▸ **実施課題**:
1 > 本文によると、マクドナルド1号店はいつ、どこで開業したか答えよ。
2 > 本文のうち、「1969年には三菱商事がケン」から始まり「大きいことが予想されていた。」で終わる部分をそのまま書き写せ。

1969年に日本政府は第二次資本自由化を実施。外食産業における合弁による海外企業の日本進出が許可された。この結果、外食産業としてアメリカでメジャーであった「ハンバーガー」などのファストフードの新規参入ブームが日本でも巻き起こった。
1969年には三菱商事がケンタッキーと提携したのを皮切りに、中小企業が群雄割拠してきた外食産業にも大企業が参入する時代となった。三菱商事のように外資企業とタッグを組むケースもあれば、ダイエー系のドムドムバーガーのように独自資本により参入したケース、モスバーガーのように個人商店から外食チェーンを展開したケースなど、その参入形態は様々であった。
いずれも、外食産業が日本国内で急成長するという予測に基づいて参入したものであった。当時の日本国内の主食は和食であり、食の洋風化が進行途上にあったこともあり、潜在的な需要も大きいことが予想されていた。
| 日時 | 参入 | 展開会社の資本関係 |
| 1970-02 | ドムドムバーガー1号店を開店(町田) | ダイエー |
| 1970-11 | ケンタッキー1号店を開業(名古屋市) | 三菱商事+米ケンタッキー |
| 1971-07 | マクドナルド1号店を開業(銀座) | 藤田商店+米マクドナルド |
| 1972-03 | モスバーガー1号店を開業(成増) | 個人創業 |
| 1972-09 | ロッテリア1号店を開業(日本橋) | ロッテ |
チェーン数1000〜2000、年商150億〜2000億という巨大なレストランチェーンが、昨年秋の資本自由化で続々と日本へ上陸。ハンバーガー、フライドチキン、ドーナツなどをフランチャイズ・システムで売り込んでいる。外食の多い若者たちは喜んでいるが、食堂関係者はみな苦い顔。

収集したデータ項目:
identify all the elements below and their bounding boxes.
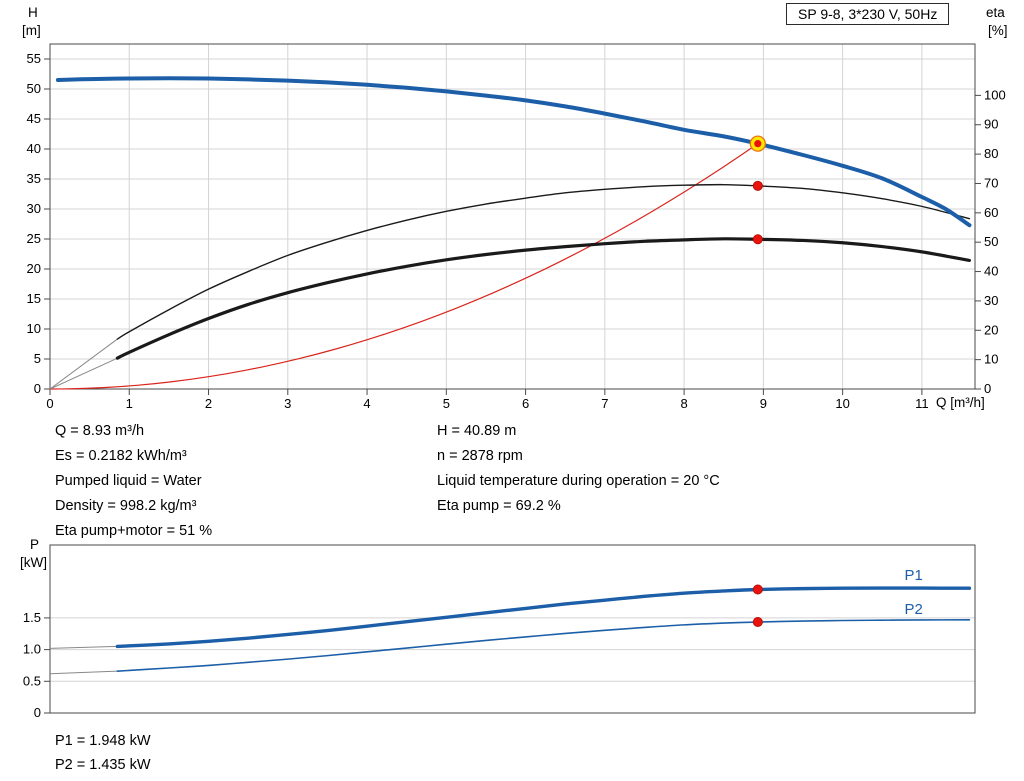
h-axis-unit-label: [m] (22, 23, 41, 38)
info-line-q: Q = 8.93 m³/h (55, 423, 145, 439)
power-chart: 0 0.5 1.0 1.5 P1 P2 (23, 544, 976, 720)
left-tick-label: 45 (27, 111, 41, 126)
hq-eta-chart: 0510152025303540455055010203040506070809… (27, 43, 1006, 411)
p2-point (752, 617, 763, 628)
left-tick-label: 55 (27, 51, 41, 66)
duty-info-right: H = 40.89 m n = 2878 rpm Liquid temperat… (437, 419, 720, 519)
left-tick-label: 50 (27, 81, 41, 96)
plot-frame (49, 544, 976, 714)
p1-point (752, 584, 763, 595)
right-tick-label: 100 (984, 87, 1006, 102)
eta-pump-motor-lead-line (49, 357, 118, 390)
x-tick-label: 4 (363, 396, 370, 411)
left-tick-label: 10 (27, 321, 41, 336)
left-tick-label: 1.5 (23, 610, 41, 625)
right-tick-label: 10 (984, 352, 998, 367)
right-tick-label: 40 (984, 264, 998, 279)
h-axis-label: H (28, 5, 38, 20)
right-tick-label: 80 (984, 146, 998, 161)
info-line-es: Es = 0.2182 kWh/m³ (55, 448, 187, 464)
left-tick-label: 20 (27, 261, 41, 276)
eta-pump-curve (116, 183, 971, 340)
x-tick-label: 2 (205, 396, 212, 411)
left-tick-label: 30 (27, 201, 41, 216)
x-tick-label: 5 (443, 396, 450, 411)
right-tick-label: 50 (984, 234, 998, 249)
eta-axis-label: eta (986, 5, 1005, 20)
P2-curve (116, 619, 971, 672)
left-tick-label: 1.0 (23, 642, 41, 657)
P1-curve (115, 586, 972, 649)
pump-curve-curve (55, 76, 972, 228)
plot-frame (49, 43, 976, 390)
info-line-eta-pm: Eta pump+motor = 51 % (55, 523, 213, 539)
x-tick-label: 0 (46, 396, 53, 411)
left-tick-label: 0 (34, 381, 41, 396)
eta-pump-lead-line (49, 338, 118, 390)
q-axis-label: Q [m³/h] (936, 395, 985, 410)
left-tick-label: 0 (34, 705, 41, 720)
p-axis-unit-label: [kW] (20, 555, 47, 570)
info-line-density: Density = 998.2 kg/m³ (55, 498, 197, 514)
x-tick-label: 10 (835, 396, 849, 411)
left-tick-label: 40 (27, 141, 41, 156)
info-line-p1: P1 = 1.948 kW (55, 733, 151, 749)
eta-pump-point (752, 180, 763, 191)
duty-info-left: Q = 8.93 m³/h Es = 0.2182 kWh/m³ Pumped … (55, 419, 212, 544)
right-tick-label: 90 (984, 117, 998, 132)
eta-axis-unit-label: [%] (988, 23, 1008, 38)
P1-lead-line (49, 645, 118, 649)
x-tick-label: 9 (760, 396, 767, 411)
right-tick-label: 60 (984, 205, 998, 220)
eta-pump-motor-curve (115, 237, 972, 360)
curve-label-P1: P1 (904, 567, 922, 584)
left-tick-label: 25 (27, 231, 41, 246)
system-curve-curve (49, 143, 759, 390)
power-info: P1 = 1.948 kW P2 = 1.435 kW (55, 729, 151, 777)
x-tick-label: 7 (601, 396, 608, 411)
left-tick-label: 15 (27, 291, 41, 306)
left-tick-label: 35 (27, 171, 41, 186)
right-tick-label: 20 (984, 322, 998, 337)
info-line-p2: P2 = 1.435 kW (55, 757, 151, 773)
info-line-eta-pump: Eta pump = 69.2 % (437, 498, 561, 514)
duty-point-center (754, 140, 762, 148)
right-tick-label: 70 (984, 175, 998, 190)
info-line-h: H = 40.89 m (437, 423, 517, 439)
x-tick-label: 11 (915, 396, 929, 411)
p-axis-label: P (30, 537, 40, 552)
x-tick-label: 3 (284, 396, 291, 411)
x-tick-label: 8 (680, 396, 687, 411)
P2-lead-line (49, 670, 118, 675)
right-tick-label: 0 (984, 381, 991, 396)
info-line-temp: Liquid temperature during operation = 20… (437, 473, 720, 489)
x-tick-label: 6 (522, 396, 529, 411)
left-tick-label: 0.5 (23, 673, 41, 688)
pump-title-box: SP 9-8, 3*230 V, 50Hz (786, 3, 950, 25)
curve-label-P2: P2 (904, 601, 922, 618)
eta-pump-motor-point (752, 234, 763, 245)
info-line-n: n = 2878 rpm (437, 448, 523, 464)
x-tick-label: 1 (126, 396, 133, 411)
info-line-liquid: Pumped liquid = Water (55, 473, 202, 489)
left-tick-label: 5 (34, 351, 41, 366)
right-tick-label: 30 (984, 293, 998, 308)
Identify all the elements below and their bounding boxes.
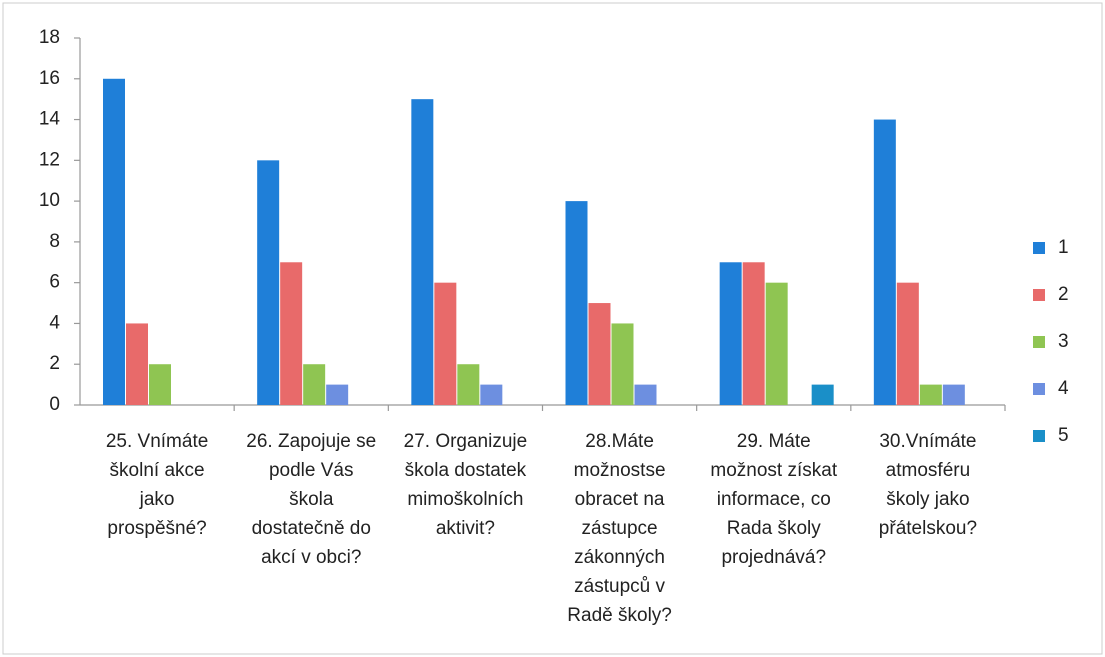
x-tick-label: 30.Vnímáte [879,431,976,452]
x-tick-label: 28.Máte [585,431,654,452]
legend-label: 4 [1058,378,1069,399]
x-tick-label: možnostse [574,460,666,481]
bar [873,119,896,406]
bar [896,282,919,405]
bar [942,384,965,405]
y-tick-label: 0 [49,394,60,415]
x-tick-label: atmosféru [886,460,970,481]
x-tick-label: podle Vás [269,460,354,481]
y-tick-label: 10 [39,190,60,211]
legend-swatch [1033,242,1045,254]
x-tick-label: aktivit? [436,518,495,539]
bar [634,384,657,405]
bar [280,262,303,405]
bar [765,282,788,405]
bar [434,282,457,405]
x-tick-label: školní akce [110,460,205,481]
y-tick-label: 14 [39,109,61,130]
x-tick-label: dostatečně do [252,518,371,539]
x-tick-label: zástupců v [574,576,665,597]
x-tick-label: obracet na [575,489,665,510]
bar [103,78,125,406]
x-tick-label: jako [139,489,175,510]
y-tick-label: 18 [39,27,60,48]
bar [457,364,480,405]
legend-swatch [1033,336,1045,348]
bar [149,364,171,405]
bar [411,99,434,406]
y-tick-label: 16 [39,68,60,89]
x-tick-label: škola [289,489,334,510]
x-tick-label: možnost získat [710,460,837,481]
bar [126,323,148,405]
x-tick-label: projednává? [721,547,826,568]
bar [480,384,503,405]
bar [811,384,834,405]
x-tick-label: 29. Máte [737,431,811,452]
x-tick-label: 25. Vnímáte [106,431,208,452]
x-tick-label: škola dostatek [405,460,527,481]
bar [303,364,326,405]
bar [611,323,634,405]
x-tick-label: školy jako [886,489,969,510]
bar [588,303,611,405]
bar [719,262,742,405]
x-tick-label: Radě školy? [567,605,672,626]
bar [565,201,588,405]
x-tick-label: zástupce [582,518,658,539]
legend-swatch [1033,430,1045,442]
x-tick-label: informace, co [717,489,831,510]
x-tick-label: akcí v obci? [261,547,361,568]
bar [919,384,942,405]
legend-swatch [1033,289,1045,301]
y-tick-label: 4 [49,312,60,333]
legend-label: 3 [1058,331,1069,352]
legend-label: 2 [1058,284,1069,305]
bar [326,384,349,405]
legend-swatch [1033,383,1045,395]
y-tick-label: 8 [49,231,60,252]
x-tick-label: zákonných [574,547,665,568]
x-tick-label: 27. Organizuje [404,431,528,452]
x-tick-label: mimoškolních [407,489,523,510]
y-tick-label: 2 [49,353,60,374]
y-tick-label: 6 [49,272,60,293]
legend-label: 5 [1058,425,1069,446]
x-tick-label: prospěšné? [107,518,206,539]
x-tick-label: Rada školy [727,518,821,539]
legend-label: 1 [1058,237,1069,258]
x-tick-label: přátelskou? [879,518,977,539]
bar [742,262,765,405]
bar [257,160,280,405]
y-tick-label: 12 [39,149,60,170]
x-tick-label: 26. Zapojuje se [246,431,376,452]
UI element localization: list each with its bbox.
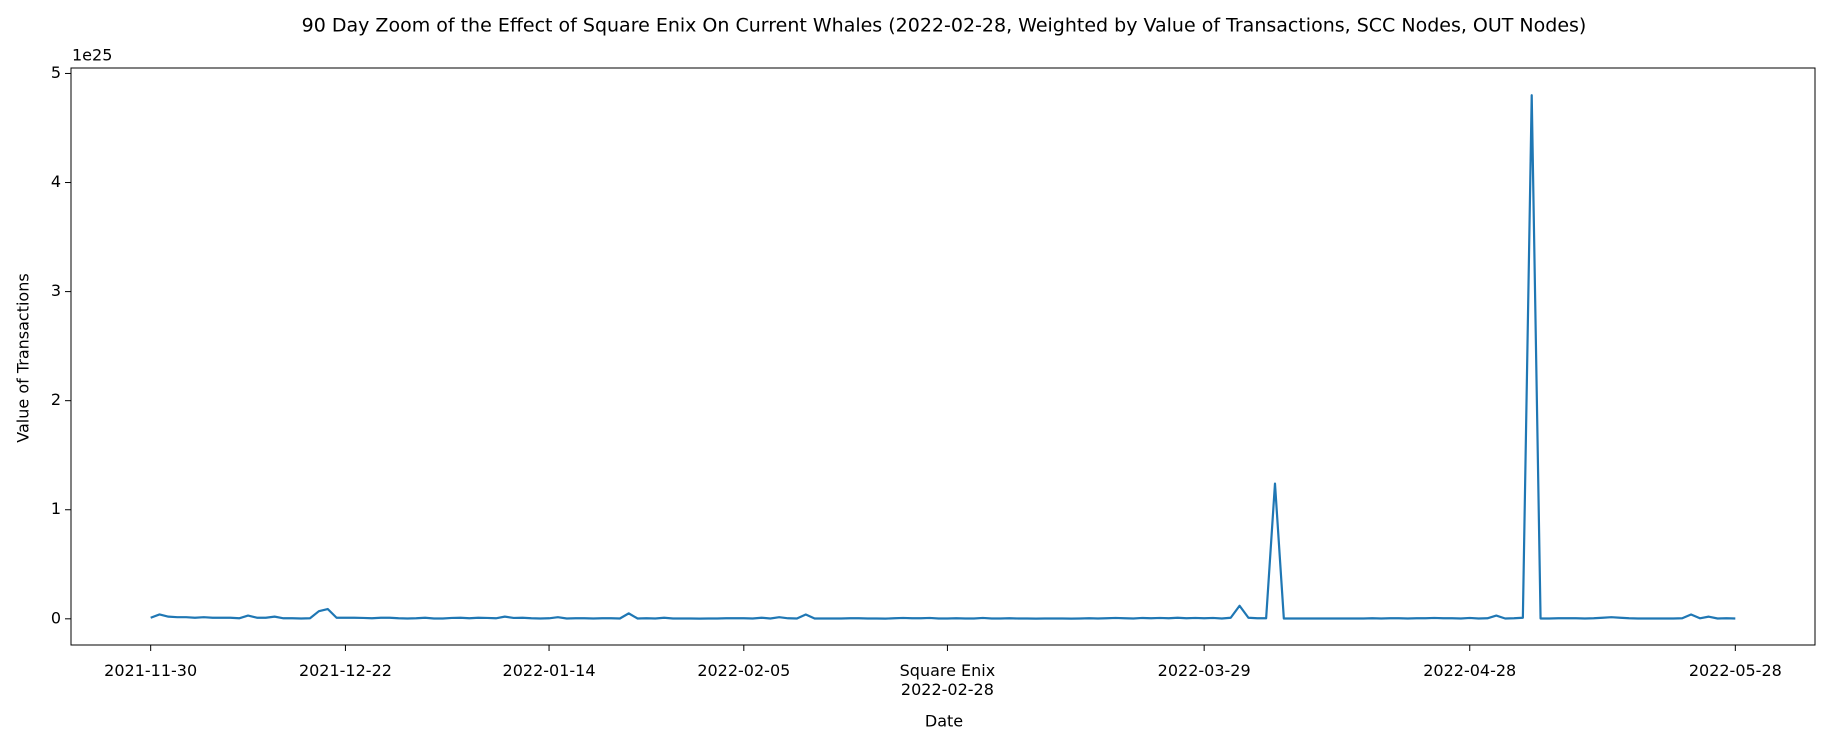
chart-title: 90 Day Zoom of the Effect of Square Enix… — [302, 15, 1587, 37]
y-tick-label: 5 — [51, 63, 61, 82]
x-tick-label: 2022-05-28 — [1689, 661, 1782, 680]
y-tick-label: 1 — [51, 499, 61, 518]
x-tick-label: 2022-03-29 — [1158, 661, 1251, 680]
y-tick-label: 3 — [51, 281, 61, 300]
x-tick-label: Square Enix 2022-02-28 — [900, 661, 996, 699]
y-tick-label: 4 — [51, 172, 61, 191]
x-tick-label: 2021-11-30 — [104, 661, 197, 680]
y-offset-label: 1e25 — [72, 46, 112, 65]
x-tick-label: 2021-12-22 — [299, 661, 392, 680]
y-tick-label: 0 — [51, 608, 61, 627]
plot-frame — [70, 67, 1816, 646]
x-axis-label: Date — [925, 712, 963, 731]
y-tick-label: 2 — [51, 390, 61, 409]
x-tick-label: 2022-04-28 — [1423, 661, 1516, 680]
x-tick-label: 2022-02-05 — [697, 661, 790, 680]
y-axis-label: Value of Transactions — [14, 273, 33, 442]
data-line — [150, 94, 1736, 620]
x-tick-label: 2022-01-14 — [503, 661, 596, 680]
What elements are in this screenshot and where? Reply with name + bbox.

▸ **演習結果**:
1 > 1971年7月に銀座で開業した。

2 >
1969年には三菱商事がケンタッキーと提携したのを皮切りに、中小企業が群雄割拠してきた外食産業にも大企業が参入する時代となった。三菱商事のように外資企業とタッグを組むケースもあれば、ダイエー系のドムドムバーガーのように独自資本により参入したケース、モスバーガーのように個人商店から外食チェーンを展開したケースなど、その参入形態は様々であった。
いずれも、外食産業が日本国内で急成長するという予測に基づいて参入したものであった。当時の日本国内の主食は和食であり、食の洋風化が進行途上にあったこともあり、潜在的な需要も大きいことが予想されていた。